**PROBLEM STATEMENT:**
Give the number of lines in the data that hold the string "Poor". Nothing else is needed.

**INPUT:**
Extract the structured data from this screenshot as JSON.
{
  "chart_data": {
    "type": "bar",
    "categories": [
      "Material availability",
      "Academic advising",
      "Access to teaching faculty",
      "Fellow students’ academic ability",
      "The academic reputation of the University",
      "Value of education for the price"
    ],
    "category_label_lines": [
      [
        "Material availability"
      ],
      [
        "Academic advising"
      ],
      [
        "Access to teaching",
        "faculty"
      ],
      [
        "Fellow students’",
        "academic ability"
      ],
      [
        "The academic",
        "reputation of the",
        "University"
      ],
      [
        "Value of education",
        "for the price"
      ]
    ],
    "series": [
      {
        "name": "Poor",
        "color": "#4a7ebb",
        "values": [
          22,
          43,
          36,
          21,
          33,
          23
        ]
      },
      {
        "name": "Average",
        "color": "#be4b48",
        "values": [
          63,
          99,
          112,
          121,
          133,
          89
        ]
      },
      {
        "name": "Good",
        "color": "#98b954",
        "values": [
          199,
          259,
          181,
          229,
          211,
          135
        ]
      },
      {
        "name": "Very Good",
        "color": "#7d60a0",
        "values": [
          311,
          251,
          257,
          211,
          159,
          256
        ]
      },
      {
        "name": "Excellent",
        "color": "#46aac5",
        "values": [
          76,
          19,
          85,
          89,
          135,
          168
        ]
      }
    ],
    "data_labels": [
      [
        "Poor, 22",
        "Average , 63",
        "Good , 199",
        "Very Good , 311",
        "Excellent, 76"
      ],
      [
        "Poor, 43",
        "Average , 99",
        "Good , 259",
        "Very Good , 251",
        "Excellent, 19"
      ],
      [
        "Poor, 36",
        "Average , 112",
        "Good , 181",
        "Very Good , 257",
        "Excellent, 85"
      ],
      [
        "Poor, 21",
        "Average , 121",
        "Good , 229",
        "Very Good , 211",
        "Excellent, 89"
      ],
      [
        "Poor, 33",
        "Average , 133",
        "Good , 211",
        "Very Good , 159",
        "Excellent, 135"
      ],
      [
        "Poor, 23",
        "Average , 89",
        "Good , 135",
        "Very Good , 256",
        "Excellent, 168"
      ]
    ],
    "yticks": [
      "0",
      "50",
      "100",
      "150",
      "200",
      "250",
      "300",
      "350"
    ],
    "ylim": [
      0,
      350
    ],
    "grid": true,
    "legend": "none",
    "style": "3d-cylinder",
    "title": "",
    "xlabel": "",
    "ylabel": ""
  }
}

**OUTPUT OF THE EXERCISE:**
7